:: SUPPLIED DATA ::

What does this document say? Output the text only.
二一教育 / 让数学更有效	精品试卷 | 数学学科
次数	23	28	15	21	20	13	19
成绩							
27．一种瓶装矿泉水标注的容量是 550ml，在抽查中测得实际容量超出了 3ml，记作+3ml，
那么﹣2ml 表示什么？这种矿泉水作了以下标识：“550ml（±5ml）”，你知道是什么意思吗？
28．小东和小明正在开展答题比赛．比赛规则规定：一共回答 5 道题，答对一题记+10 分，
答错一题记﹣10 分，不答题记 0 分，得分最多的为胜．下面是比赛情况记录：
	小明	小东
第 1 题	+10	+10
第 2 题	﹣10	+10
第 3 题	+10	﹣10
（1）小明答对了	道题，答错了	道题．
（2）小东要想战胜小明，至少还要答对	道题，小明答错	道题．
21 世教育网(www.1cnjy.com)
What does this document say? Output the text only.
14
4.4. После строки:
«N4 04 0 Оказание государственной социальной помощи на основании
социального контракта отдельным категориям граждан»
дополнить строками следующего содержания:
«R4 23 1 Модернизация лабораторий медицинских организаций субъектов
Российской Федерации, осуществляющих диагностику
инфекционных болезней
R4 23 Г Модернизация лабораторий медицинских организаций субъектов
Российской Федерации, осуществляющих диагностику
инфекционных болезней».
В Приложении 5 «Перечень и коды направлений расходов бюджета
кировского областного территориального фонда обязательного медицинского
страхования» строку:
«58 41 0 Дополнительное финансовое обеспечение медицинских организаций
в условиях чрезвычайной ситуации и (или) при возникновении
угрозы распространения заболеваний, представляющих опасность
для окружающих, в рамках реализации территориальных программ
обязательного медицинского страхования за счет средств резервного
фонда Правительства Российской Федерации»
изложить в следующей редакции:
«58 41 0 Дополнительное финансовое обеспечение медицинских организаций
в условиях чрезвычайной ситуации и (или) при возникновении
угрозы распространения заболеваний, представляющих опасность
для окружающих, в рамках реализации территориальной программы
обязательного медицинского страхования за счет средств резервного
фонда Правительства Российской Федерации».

:::

** WHAT TO PRODUCE **
Copy out the full listing exactly.

** RESULT OF THIS TASK **
What does this document say? Output the text only.
二一教育 / 让数学更有效	精品试卷 | 数学学科
次数	23	28	15	21	20	13	19
成绩							
27．一种瓶装矿泉水标注的容量是 550ml，在抽查中测得实际容量超出了 3ml，记作+3ml，
那么﹣2ml 表示什么？这种矿泉水作了以下标识：“550ml（±5ml）”，你知道是什么意思吗？
28．小东和小明正在开展答题比赛．比赛规则规定：一共回答 5 道题，答对一题记+10 分，
答错一题记﹣10 分，不答题记 0 分，得分最多的为胜．下面是比赛情况记录：
	小明	小东
第 1 题	+10	+10
第 2 题	﹣10	+10
第 3 题	+10	﹣10
（1）小明答对了	道题，答错了	道题．
（2）小东要想战胜小明，至少还要答对	道题，小明答错	道题．
21 世教育网(www.1cnjy.com)
What does this document say? Output the text only.
14
4.4. После строки:
«N4 04 0 Оказание государственной социальной помощи на основании
социального контракта отдельным категориям граждан»
дополнить строками следующего содержания:
«R4 23 1 Модернизация лабораторий медицинских организаций субъектов
Российской Федерации, осуществляющих диагностику
инфекционных болезней
R4 23 Г Модернизация лабораторий медицинских организаций субъектов
Российской Федерации, осуществляющих диагностику
инфекционных болезней».
В Приложении 5 «Перечень и коды направлений расходов бюджета
кировского областного территориального фонда обязательного медицинского
страхования» строку:
«58 41 0 Дополнительное финансовое обеспечение медицинских организаций
в условиях чрезвычайной ситуации и (или) при возникновении
угрозы распространения заболеваний, представляющих опасность
для окружающих, в рамках реализации территориальных программ
обязательного медицинского страхования за счет средств резервного
фонда Правительства Российской Федерации»
изложить в следующей редакции:
«58 41 0 Дополнительное финансовое обеспечение медицинских организаций
в условиях чрезвычайной ситуации и (или) при возникновении
угрозы распространения заболеваний, представляющих опасность
для окружающих, в рамках реализации территориальной программы
обязательного медицинского страхования за счет средств резервного
фонда Правительства Российской Федерации».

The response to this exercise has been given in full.